Requirements. Reproduce the listing below character for character; drop every image.

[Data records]

:::

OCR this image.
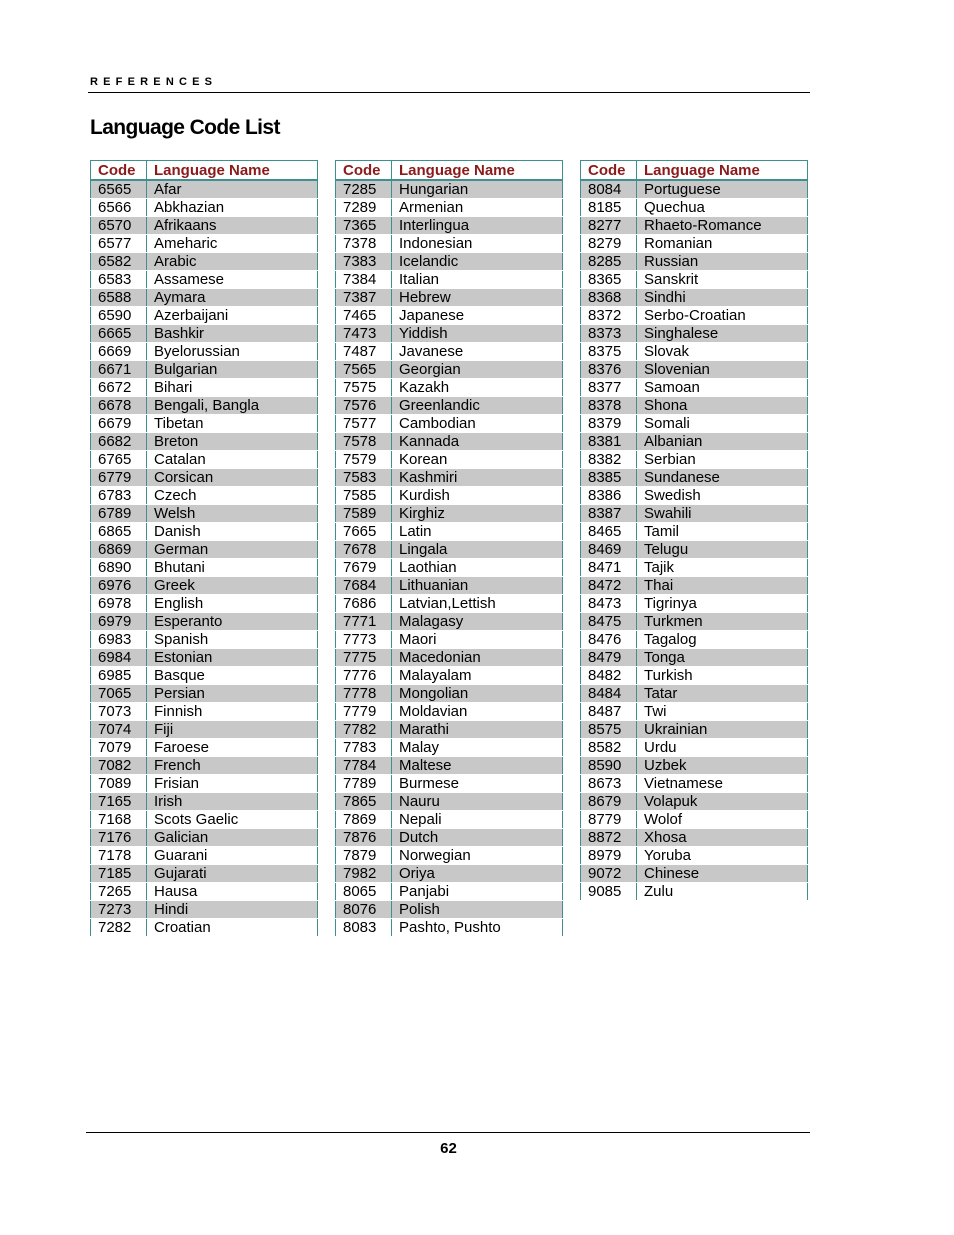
REFERENCES
Language Code List
Code	Language Name
6565	Afar
6566	Abkhazian
6570	Afrikaans
6577	Ameharic
6582	Arabic
6583	Assamese
6588	Aymara
6590	Azerbaijani
6665	Bashkir
6669	Byelorussian
6671	Bulgarian
6672	Bihari
6678	Bengali, Bangla
6679	Tibetan
6682	Breton
6765	Catalan
6779	Corsican
6783	Czech
6789	Welsh
6865	Danish
6869	German
6890	Bhutani
6976	Greek
6978	English
6979	Esperanto
6983	Spanish
6984	Estonian
6985	Basque
7065	Persian
7073	Finnish
7074	Fiji
7079	Faroese
7082	French
7089	Frisian
7165	Irish
7168	Scots Gaelic
7176	Galician
7178	Guarani
7185	Gujarati
7265	Hausa
7273	Hindi
7282	Croatian
Code	Language Name
7285	Hungarian
7289	Armenian
7365	Interlingua
7378	Indonesian
7383	Icelandic
7384	Italian
7387	Hebrew
7465	Japanese
7473	Yiddish
7487	Javanese
7565	Georgian
7575	Kazakh
7576	Greenlandic
7577	Cambodian
7578	Kannada
7579	Korean
7583	Kashmiri
7585	Kurdish
7589	Kirghiz
7665	Latin
7678	Lingala
7679	Laothian
7684	Lithuanian
7686	Latvian,Lettish
7771	Malagasy
7773	Maori
7775	Macedonian
7776	Malayalam
7778	Mongolian
7779	Moldavian
7782	Marathi
7783	Malay
7784	Maltese
7789	Burmese
7865	Nauru
7869	Nepali
7876	Dutch
7879	Norwegian
7982	Oriya
8065	Panjabi
8076	Polish
8083	Pashto, Pushto
Code	Language Name
8084	Portuguese
8185	Quechua
8277	Rhaeto-Romance
8279	Romanian
8285	Russian
8365	Sanskrit
8368	Sindhi
8372	Serbo-Croatian
8373	Singhalese
8375	Slovak
8376	Slovenian
8377	Samoan
8378	Shona
8379	Somali
8381	Albanian
8382	Serbian
8385	Sundanese
8386	Swedish
8387	Swahili
8465	Tamil
8469	Telugu
8471	Tajik
8472	Thai
8473	Tigrinya
8475	Turkmen
8476	Tagalog
8479	Tonga
8482	Turkish
8484	Tatar
8487	Twi
8575	Ukrainian
8582	Urdu
8590	Uzbek
8673	Vietnamese
8679	Volapuk
8779	Wolof
8872	Xhosa
8979	Yoruba
9072	Chinese
9085	Zulu
62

:::

Task answer.
OCR this image.
REFERENCES
Language Code List
Code	Language Name
6565	Afar
6566	Abkhazian
6570	Afrikaans
6577	Ameharic
6582	Arabic
6583	Assamese
6588	Aymara
6590	Azerbaijani
6665	Bashkir
6669	Byelorussian
6671	Bulgarian
6672	Bihari
6678	Bengali, Bangla
6679	Tibetan
6682	Breton
6765	Catalan
6779	Corsican
6783	Czech
6789	Welsh
6865	Danish
6869	German
6890	Bhutani
6976	Greek
6978	English
6979	Esperanto
6983	Spanish
6984	Estonian
6985	Basque
7065	Persian
7073	Finnish
7074	Fiji
7079	Faroese
7082	French
7089	Frisian
7165	Irish
7168	Scots Gaelic
7176	Galician
7178	Guarani
7185	Gujarati
7265	Hausa
7273	Hindi
7282	Croatian
Code	Language Name
7285	Hungarian
7289	Armenian
7365	Interlingua
7378	Indonesian
7383	Icelandic
7384	Italian
7387	Hebrew
7465	Japanese
7473	Yiddish
7487	Javanese
7565	Georgian
7575	Kazakh
7576	Greenlandic
7577	Cambodian
7578	Kannada
7579	Korean
7583	Kashmiri
7585	Kurdish
7589	Kirghiz
7665	Latin
7678	Lingala
7679	Laothian
7684	Lithuanian
7686	Latvian,Lettish
7771	Malagasy
7773	Maori
7775	Macedonian
7776	Malayalam
7778	Mongolian
7779	Moldavian
7782	Marathi
7783	Malay
7784	Maltese
7789	Burmese
7865	Nauru
7869	Nepali
7876	Dutch
7879	Norwegian
7982	Oriya
8065	Panjabi
8076	Polish
8083	Pashto, Pushto
Code	Language Name
8084	Portuguese
8185	Quechua
8277	Rhaeto-Romance
8279	Romanian
8285	Russian
8365	Sanskrit
8368	Sindhi
8372	Serbo-Croatian
8373	Singhalese
8375	Slovak
8376	Slovenian
8377	Samoan
8378	Shona
8379	Somali
8381	Albanian
8382	Serbian
8385	Sundanese
8386	Swedish
8387	Swahili
8465	Tamil
8469	Telugu
8471	Tajik
8472	Thai
8473	Tigrinya
8475	Turkmen
8476	Tagalog
8479	Tonga
8482	Turkish
8484	Tatar
8487	Twi
8575	Ukrainian
8582	Urdu
8590	Uzbek
8673	Vietnamese
8679	Volapuk
8779	Wolof
8872	Xhosa
8979	Yoruba
9072	Chinese
9085	Zulu
62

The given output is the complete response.